▶ [Requirement]
Filter the lines below, copying only those with the string "Kingston".

▶ [Available data]
◆ ◆ ◆

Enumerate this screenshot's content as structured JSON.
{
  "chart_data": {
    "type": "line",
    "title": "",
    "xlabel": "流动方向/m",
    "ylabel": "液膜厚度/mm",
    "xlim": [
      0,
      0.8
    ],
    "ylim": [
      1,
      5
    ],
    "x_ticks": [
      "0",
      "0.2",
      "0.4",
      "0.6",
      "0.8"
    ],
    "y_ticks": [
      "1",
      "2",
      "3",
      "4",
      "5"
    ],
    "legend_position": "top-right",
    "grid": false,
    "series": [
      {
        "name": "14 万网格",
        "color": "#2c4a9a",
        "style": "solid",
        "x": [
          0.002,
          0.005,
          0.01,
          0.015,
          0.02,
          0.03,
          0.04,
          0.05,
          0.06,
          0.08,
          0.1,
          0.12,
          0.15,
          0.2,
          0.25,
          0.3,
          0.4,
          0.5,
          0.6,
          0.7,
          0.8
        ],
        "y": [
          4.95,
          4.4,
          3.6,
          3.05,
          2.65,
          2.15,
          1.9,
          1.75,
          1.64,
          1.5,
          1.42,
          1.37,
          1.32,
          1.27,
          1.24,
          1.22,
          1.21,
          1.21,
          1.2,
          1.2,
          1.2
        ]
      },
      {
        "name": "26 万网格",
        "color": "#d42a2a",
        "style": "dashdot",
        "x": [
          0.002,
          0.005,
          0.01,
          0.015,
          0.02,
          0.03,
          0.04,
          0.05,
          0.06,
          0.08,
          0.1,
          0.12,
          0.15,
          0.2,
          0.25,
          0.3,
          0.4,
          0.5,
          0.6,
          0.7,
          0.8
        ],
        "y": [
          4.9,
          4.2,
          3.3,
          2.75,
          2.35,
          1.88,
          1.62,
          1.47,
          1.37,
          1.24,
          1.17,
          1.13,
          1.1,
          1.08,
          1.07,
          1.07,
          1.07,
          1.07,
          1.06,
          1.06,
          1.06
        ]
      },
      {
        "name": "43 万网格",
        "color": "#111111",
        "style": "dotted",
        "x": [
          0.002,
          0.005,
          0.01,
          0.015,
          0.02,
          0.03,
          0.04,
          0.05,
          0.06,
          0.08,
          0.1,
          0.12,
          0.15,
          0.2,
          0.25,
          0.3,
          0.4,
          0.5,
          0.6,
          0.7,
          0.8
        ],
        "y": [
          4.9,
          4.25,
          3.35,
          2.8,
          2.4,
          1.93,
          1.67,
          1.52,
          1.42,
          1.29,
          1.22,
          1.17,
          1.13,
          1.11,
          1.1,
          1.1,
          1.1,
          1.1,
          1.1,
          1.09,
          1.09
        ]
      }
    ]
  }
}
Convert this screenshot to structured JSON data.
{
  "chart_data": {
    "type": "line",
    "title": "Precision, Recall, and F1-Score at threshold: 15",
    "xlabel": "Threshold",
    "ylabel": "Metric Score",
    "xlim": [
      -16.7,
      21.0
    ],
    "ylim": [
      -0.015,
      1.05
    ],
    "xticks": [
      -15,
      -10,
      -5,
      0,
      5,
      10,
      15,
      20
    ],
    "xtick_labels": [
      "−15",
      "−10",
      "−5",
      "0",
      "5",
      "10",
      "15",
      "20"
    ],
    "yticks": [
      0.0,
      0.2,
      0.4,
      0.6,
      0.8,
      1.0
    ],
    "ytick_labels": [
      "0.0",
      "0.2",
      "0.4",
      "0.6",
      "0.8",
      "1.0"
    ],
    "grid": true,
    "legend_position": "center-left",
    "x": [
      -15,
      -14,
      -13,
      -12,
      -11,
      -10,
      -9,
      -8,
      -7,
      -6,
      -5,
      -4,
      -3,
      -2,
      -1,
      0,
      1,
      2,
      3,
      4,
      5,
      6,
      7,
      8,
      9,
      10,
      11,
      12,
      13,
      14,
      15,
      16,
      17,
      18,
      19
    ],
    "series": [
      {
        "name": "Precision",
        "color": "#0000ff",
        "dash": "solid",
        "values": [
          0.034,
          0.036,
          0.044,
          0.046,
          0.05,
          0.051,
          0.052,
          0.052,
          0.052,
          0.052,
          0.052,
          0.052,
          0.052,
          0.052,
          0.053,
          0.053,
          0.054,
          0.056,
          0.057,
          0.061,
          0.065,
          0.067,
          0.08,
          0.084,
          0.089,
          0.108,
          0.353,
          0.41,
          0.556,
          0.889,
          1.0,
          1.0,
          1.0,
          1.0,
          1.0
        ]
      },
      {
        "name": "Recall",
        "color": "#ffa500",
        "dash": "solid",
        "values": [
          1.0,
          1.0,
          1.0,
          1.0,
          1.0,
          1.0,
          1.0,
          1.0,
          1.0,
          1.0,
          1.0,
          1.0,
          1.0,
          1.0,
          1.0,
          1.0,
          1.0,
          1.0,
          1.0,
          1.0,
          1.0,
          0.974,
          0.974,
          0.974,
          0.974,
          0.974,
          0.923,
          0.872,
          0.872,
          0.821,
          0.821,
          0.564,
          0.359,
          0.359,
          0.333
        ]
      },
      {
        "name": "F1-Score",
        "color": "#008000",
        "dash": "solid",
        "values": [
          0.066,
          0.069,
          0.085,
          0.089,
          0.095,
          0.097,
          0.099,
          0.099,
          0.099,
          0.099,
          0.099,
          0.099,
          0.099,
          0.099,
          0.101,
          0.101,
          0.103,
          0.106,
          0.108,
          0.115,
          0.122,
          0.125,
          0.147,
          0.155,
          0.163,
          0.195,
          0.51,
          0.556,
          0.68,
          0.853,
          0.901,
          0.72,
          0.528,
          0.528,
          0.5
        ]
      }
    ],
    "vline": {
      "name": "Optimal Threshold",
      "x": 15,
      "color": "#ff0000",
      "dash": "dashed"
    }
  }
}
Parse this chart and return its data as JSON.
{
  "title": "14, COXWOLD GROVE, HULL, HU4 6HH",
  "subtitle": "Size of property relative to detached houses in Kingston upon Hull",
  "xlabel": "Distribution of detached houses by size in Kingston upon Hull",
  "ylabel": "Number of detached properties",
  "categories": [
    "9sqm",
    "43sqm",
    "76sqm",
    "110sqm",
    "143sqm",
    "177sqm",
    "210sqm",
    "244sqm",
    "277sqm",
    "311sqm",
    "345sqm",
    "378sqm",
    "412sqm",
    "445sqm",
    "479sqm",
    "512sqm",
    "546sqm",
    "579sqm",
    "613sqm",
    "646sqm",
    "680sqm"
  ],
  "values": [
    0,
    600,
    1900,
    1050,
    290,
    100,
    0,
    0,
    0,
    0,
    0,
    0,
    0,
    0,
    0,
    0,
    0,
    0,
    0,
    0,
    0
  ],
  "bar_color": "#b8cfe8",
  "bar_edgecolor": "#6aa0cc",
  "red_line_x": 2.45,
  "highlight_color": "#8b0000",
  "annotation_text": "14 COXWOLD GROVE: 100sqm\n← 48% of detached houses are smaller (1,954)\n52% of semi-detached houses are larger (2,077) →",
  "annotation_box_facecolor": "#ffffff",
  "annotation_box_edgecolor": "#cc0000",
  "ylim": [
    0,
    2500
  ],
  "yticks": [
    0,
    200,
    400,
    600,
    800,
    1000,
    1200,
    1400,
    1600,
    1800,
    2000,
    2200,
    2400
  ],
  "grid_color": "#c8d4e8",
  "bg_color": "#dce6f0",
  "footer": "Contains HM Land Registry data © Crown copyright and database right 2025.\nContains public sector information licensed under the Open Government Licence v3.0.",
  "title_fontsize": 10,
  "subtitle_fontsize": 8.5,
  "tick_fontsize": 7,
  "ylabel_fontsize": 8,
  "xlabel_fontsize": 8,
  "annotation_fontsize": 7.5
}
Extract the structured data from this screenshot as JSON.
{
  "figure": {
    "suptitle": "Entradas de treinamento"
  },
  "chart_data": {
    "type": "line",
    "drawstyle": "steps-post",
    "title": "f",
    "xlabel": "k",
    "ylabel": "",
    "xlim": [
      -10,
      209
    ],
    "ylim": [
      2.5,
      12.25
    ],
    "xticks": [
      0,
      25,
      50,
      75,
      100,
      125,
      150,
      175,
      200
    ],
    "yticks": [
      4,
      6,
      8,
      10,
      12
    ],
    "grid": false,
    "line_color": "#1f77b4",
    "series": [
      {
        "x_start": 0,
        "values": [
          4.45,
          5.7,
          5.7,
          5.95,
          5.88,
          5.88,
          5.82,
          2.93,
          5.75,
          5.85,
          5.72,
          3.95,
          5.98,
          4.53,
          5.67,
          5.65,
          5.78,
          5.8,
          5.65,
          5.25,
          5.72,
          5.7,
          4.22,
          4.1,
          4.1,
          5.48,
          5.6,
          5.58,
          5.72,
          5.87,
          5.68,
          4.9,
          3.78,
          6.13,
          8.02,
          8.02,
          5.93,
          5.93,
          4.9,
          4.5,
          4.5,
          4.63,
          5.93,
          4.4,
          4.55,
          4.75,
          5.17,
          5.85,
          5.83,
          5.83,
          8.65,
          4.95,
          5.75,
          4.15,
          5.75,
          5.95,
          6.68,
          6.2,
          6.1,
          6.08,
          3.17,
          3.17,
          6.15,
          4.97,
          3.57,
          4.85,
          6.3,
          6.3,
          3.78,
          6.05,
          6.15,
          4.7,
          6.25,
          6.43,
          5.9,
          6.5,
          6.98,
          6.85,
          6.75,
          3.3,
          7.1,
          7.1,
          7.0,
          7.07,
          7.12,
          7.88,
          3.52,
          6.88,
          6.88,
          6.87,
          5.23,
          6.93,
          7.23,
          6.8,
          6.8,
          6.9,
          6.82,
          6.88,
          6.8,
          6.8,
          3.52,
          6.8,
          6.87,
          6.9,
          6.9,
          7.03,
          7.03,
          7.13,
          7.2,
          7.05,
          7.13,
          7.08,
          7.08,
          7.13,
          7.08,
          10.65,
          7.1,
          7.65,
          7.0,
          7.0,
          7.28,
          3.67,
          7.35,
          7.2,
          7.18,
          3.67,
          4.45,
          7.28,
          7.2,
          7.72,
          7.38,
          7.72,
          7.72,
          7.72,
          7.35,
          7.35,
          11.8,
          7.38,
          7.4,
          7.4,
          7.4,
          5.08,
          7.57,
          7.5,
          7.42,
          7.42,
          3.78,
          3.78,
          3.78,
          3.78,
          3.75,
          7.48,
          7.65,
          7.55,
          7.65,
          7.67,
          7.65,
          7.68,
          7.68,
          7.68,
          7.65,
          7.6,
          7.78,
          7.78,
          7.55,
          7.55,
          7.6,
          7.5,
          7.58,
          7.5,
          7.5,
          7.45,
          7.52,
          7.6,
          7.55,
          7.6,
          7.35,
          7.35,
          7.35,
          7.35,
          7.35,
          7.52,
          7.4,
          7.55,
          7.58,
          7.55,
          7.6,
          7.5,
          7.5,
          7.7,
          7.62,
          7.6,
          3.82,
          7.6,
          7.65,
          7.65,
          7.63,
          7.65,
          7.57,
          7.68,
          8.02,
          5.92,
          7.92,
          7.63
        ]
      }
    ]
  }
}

◆ ◆ ◆

▶ [Response to the exercise]
  "subtitle": "Size of property relative to detached houses in Kingston upon Hull",
  "xlabel": "Distribution of detached houses by size in Kingston upon Hull",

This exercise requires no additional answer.